▶ REQUIRED WORK: In the data that follows, find the line containing "Serialize everything readable"; then quote that line and every line after it, exactly, through the last one.
** start of EXTRACTED ENTRIES **
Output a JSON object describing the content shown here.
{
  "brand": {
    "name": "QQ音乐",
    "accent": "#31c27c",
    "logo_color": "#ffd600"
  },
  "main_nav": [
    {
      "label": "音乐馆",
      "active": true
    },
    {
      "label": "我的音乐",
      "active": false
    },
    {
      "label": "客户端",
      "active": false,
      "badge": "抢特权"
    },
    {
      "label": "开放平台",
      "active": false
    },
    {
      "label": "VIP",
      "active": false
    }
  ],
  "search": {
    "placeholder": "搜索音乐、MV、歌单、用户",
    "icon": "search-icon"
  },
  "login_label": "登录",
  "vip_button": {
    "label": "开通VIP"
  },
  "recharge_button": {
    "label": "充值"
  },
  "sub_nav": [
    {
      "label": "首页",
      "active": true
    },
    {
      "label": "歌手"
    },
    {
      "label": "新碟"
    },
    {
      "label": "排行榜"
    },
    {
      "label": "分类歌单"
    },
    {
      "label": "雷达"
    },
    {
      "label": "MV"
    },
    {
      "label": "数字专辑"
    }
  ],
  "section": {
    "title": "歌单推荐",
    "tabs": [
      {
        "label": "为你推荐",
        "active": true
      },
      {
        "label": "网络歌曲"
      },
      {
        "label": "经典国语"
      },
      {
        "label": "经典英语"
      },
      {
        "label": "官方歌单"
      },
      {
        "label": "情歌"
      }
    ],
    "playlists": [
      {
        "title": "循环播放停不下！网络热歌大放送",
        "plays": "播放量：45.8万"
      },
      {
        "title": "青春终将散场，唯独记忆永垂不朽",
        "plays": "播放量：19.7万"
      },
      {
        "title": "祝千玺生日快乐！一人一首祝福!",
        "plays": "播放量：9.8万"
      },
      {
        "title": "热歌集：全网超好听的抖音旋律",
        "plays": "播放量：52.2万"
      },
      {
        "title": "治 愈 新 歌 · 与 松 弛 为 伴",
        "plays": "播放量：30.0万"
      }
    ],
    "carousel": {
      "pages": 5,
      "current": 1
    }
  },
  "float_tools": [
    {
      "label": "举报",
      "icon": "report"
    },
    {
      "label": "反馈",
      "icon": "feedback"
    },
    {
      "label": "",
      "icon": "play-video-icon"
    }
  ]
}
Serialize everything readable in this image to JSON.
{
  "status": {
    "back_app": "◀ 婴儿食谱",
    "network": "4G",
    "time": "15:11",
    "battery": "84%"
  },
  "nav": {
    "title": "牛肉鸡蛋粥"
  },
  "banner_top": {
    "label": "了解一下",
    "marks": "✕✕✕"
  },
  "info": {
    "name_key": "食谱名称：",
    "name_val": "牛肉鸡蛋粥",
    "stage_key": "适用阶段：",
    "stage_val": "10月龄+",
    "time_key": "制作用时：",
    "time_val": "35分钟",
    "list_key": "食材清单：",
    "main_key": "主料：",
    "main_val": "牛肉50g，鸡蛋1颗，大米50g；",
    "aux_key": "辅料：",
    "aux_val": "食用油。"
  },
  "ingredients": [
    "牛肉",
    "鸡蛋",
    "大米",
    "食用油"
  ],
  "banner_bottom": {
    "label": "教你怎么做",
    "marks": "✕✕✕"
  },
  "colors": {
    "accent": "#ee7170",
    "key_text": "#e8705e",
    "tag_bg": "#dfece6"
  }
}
** end of EXTRACTED ENTRIES **
▶ FINAL ANSWER:
Serialize everything readable in this image to JSON.
{
  "status": {
    "back_app": "◀ 婴儿食谱",
    "network": "4G",
    "time": "15:11",
    "battery": "84%"
  },
  "nav": {
    "title": "牛肉鸡蛋粥"
  },
  "banner_top": {
    "label": "了解一下",
    "marks": "✕✕✕"
  },
  "info": {
    "name_key": "食谱名称：",
    "name_val": "牛肉鸡蛋粥",
    "stage_key": "适用阶段：",
    "stage_val": "10月龄+",
    "time_key": "制作用时：",
    "time_val": "35分钟",
    "list_key": "食材清单：",
    "main_key": "主料：",
    "main_val": "牛肉50g，鸡蛋1颗，大米50g；",
    "aux_key": "辅料：",
    "aux_val": "食用油。"
  },
  "ingredients": [
    "牛肉",
    "鸡蛋",
    "大米",
    "食用油"
  ],
  "banner_bottom": {
    "label": "教你怎么做",
    "marks": "✕✕✕"
  },
  "colors": {
    "accent": "#ee7170",
    "key_text": "#e8705e",
    "tag_bg": "#dfece6"
  }
}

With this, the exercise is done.